### SHORT TASK
Copy every line of the records below word for word, without any changes.

### ENTRIES

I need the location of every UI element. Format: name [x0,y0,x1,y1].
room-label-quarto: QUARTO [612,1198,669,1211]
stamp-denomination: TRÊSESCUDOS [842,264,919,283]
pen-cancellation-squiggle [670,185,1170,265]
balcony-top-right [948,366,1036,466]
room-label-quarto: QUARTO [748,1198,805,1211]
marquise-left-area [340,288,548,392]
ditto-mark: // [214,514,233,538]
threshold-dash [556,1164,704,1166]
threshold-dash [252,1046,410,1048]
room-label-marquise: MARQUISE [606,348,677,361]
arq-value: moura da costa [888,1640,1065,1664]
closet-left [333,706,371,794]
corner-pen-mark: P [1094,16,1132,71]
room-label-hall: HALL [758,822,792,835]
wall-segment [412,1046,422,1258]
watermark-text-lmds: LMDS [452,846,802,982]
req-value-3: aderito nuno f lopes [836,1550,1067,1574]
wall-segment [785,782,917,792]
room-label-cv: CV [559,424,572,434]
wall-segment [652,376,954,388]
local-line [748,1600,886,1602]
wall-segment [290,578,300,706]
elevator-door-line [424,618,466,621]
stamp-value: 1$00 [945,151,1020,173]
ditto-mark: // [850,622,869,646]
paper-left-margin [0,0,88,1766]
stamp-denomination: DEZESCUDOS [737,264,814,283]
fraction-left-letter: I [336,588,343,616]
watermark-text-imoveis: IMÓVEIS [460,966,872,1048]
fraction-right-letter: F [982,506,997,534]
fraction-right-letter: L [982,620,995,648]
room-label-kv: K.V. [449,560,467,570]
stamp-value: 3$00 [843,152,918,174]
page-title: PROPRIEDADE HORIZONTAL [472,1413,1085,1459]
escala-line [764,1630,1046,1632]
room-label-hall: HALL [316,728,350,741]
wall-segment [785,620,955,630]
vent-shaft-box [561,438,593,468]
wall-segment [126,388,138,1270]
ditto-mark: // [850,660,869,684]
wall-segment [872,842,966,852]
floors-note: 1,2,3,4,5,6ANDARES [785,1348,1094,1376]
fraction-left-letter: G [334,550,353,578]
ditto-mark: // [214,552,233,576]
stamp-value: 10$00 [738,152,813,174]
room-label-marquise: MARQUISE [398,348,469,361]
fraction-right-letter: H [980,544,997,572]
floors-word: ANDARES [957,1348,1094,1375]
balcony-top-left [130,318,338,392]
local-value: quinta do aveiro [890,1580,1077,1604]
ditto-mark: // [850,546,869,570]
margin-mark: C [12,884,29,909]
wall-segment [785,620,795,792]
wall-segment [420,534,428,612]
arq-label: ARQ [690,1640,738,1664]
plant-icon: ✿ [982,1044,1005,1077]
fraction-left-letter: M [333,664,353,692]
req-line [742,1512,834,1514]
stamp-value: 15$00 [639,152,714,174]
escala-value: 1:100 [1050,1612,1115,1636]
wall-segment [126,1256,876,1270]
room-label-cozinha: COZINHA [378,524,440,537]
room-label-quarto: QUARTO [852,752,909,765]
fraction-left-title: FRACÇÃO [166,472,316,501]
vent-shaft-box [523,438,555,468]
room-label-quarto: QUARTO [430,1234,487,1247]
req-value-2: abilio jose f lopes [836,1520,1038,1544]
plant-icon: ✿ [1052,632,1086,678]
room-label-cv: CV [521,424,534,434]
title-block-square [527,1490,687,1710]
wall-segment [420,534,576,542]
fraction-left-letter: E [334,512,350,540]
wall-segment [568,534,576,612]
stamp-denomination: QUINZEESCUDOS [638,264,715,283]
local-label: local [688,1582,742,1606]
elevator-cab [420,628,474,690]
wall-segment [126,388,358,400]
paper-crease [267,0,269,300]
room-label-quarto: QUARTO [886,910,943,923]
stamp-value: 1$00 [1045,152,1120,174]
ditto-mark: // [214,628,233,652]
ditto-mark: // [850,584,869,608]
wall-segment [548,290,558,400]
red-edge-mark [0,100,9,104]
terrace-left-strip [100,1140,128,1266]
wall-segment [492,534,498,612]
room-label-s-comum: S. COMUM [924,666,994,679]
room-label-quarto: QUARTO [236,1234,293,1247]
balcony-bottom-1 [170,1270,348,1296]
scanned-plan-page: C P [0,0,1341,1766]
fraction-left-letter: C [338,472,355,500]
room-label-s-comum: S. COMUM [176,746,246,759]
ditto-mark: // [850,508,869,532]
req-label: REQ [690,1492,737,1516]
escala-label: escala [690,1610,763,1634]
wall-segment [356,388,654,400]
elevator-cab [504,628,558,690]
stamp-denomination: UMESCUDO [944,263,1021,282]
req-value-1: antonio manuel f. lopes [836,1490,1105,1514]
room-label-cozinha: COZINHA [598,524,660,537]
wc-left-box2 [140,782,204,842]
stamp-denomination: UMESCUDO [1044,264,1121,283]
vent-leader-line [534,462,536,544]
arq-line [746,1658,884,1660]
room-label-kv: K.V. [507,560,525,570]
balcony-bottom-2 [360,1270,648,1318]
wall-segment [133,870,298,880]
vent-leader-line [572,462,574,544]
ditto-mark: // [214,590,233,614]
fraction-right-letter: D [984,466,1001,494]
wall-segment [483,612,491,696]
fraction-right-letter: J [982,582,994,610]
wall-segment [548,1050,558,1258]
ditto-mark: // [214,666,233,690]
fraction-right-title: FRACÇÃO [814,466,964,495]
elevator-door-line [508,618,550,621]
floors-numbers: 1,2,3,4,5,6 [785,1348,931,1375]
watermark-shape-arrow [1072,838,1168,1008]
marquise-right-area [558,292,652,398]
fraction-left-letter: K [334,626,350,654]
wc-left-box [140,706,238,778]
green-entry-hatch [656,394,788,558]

### TASK RESULT
I need the location of every UI element. Format: name [x0,y0,x1,y1].
room-label-quarto: QUARTO [612,1198,669,1211]
stamp-denomination: TRÊSESCUDOS [842,264,919,283]
pen-cancellation-squiggle [670,185,1170,265]
balcony-top-right [948,366,1036,466]
room-label-quarto: QUARTO [748,1198,805,1211]
marquise-left-area [340,288,548,392]
ditto-mark: // [214,514,233,538]
threshold-dash [556,1164,704,1166]
threshold-dash [252,1046,410,1048]
room-label-marquise: MARQUISE [606,348,677,361]
arq-value: moura da costa [888,1640,1065,1664]
closet-left [333,706,371,794]
corner-pen-mark: P [1094,16,1132,71]
room-label-hall: HALL [758,822,792,835]
wall-segment [412,1046,422,1258]
watermark-text-lmds: LMDS [452,846,802,982]
req-value-3: aderito nuno f lopes [836,1550,1067,1574]
wall-segment [785,782,917,792]
room-label-cv: CV [559,424,572,434]
wall-segment [652,376,954,388]
local-line [748,1600,886,1602]
wall-segment [290,578,300,706]
elevator-door-line [424,618,466,621]
stamp-value: 1$00 [945,151,1020,173]
ditto-mark: // [850,622,869,646]
paper-left-margin [0,0,88,1766]
stamp-denomination: DEZESCUDOS [737,264,814,283]
fraction-left-letter: I [336,588,343,616]
watermark-text-imoveis: IMÓVEIS [460,966,872,1048]
fraction-right-letter: F [982,506,997,534]
fraction-right-letter: L [982,620,995,648]
room-label-kv: K.V. [449,560,467,570]
stamp-value: 3$00 [843,152,918,174]
page-title: PROPRIEDADE HORIZONTAL [472,1413,1085,1459]
escala-line [764,1630,1046,1632]
room-label-hall: HALL [316,728,350,741]
wall-segment [785,620,955,630]
vent-shaft-box [561,438,593,468]
wall-segment [126,388,138,1270]
ditto-mark: // [850,660,869,684]
wall-segment [872,842,966,852]
floors-note: 1,2,3,4,5,6ANDARES [785,1348,1094,1376]
fraction-left-letter: G [334,550,353,578]
ditto-mark: // [214,552,233,576]
stamp-value: 10$00 [738,152,813,174]
room-label-marquise: MARQUISE [398,348,469,361]
fraction-right-letter: H [980,544,997,572]
floors-word: ANDARES [957,1348,1094,1375]
balcony-top-left [130,318,338,392]
local-value: quinta do aveiro [890,1580,1077,1604]
ditto-mark: // [850,546,869,570]
margin-mark: C [12,884,29,909]
wall-segment [785,620,795,792]
wall-segment [420,534,428,612]
arq-label: ARQ [690,1640,738,1664]
plant-icon: ✿ [982,1044,1005,1077]
fraction-left-letter: M [333,664,353,692]
req-line [742,1512,834,1514]
stamp-value: 15$00 [639,152,714,174]
escala-value: 1:100 [1050,1612,1115,1636]
wall-segment [126,1256,876,1270]
room-label-cozinha: COZINHA [378,524,440,537]
room-label-quarto: QUARTO [852,752,909,765]
fraction-left-title: FRACÇÃO [166,472,316,501]
vent-shaft-box [523,438,555,468]
room-label-quarto: QUARTO [430,1234,487,1247]
req-value-2: abilio jose f lopes [836,1520,1038,1544]
plant-icon: ✿ [1052,632,1086,678]
room-label-cv: CV [521,424,534,434]
title-block-square [527,1490,687,1710]
wall-segment [420,534,576,542]
fraction-left-letter: E [334,512,350,540]
wall-segment [568,534,576,612]
stamp-denomination: QUINZEESCUDOS [638,264,715,283]
local-label: local [688,1582,742,1606]
elevator-cab [420,628,474,690]
wall-segment [126,388,358,400]
paper-crease [267,0,269,300]
room-label-quarto: QUARTO [886,910,943,923]
stamp-value: 1$00 [1045,152,1120,174]
ditto-mark: // [214,628,233,652]
ditto-mark: // [850,584,869,608]
wall-segment [548,290,558,400]
red-edge-mark [0,100,9,104]
terrace-left-strip [100,1140,128,1266]
wall-segment [492,534,498,612]
room-label-s-comum: S. COMUM [924,666,994,679]
room-label-quarto: QUARTO [236,1234,293,1247]
balcony-bottom-1 [170,1270,348,1296]
scanned-plan-page: C P [0,0,1341,1766]
fraction-left-letter: C [338,472,355,500]
room-label-s-comum: S. COMUM [176,746,246,759]
ditto-mark: // [850,508,869,532]
req-label: REQ [690,1492,737,1516]
escala-label: escala [690,1610,763,1634]
wall-segment [356,388,654,400]
elevator-cab [504,628,558,690]
stamp-denomination: UMESCUDO [944,263,1021,282]
req-value-1: antonio manuel f. lopes [836,1490,1105,1514]
room-label-cozinha: COZINHA [598,524,660,537]
wc-left-box2 [140,782,204,842]
stamp-denomination: UMESCUDO [1044,264,1121,283]
vent-leader-line [534,462,536,544]
arq-line [746,1658,884,1660]
room-label-kv: K.V. [507,560,525,570]
balcony-bottom-2 [360,1270,648,1318]
wall-segment [133,870,298,880]
vent-leader-line [572,462,574,544]
ditto-mark: // [214,590,233,614]
fraction-right-letter: D [984,466,1001,494]
wall-segment [483,612,491,696]
fraction-right-letter: J [982,582,994,610]
wall-segment [548,1050,558,1258]
ditto-mark: // [214,666,233,690]
fraction-right-title: FRACÇÃO [814,466,964,495]
elevator-door-line [508,618,550,621]
floors-numbers: 1,2,3,4,5,6 [785,1348,931,1375]
watermark-shape-arrow [1072,838,1168,1008]
marquise-right-area [558,292,652,398]
fraction-left-letter: K [334,626,350,654]
wc-left-box [140,706,238,778]
green-entry-hatch [656,394,788,558]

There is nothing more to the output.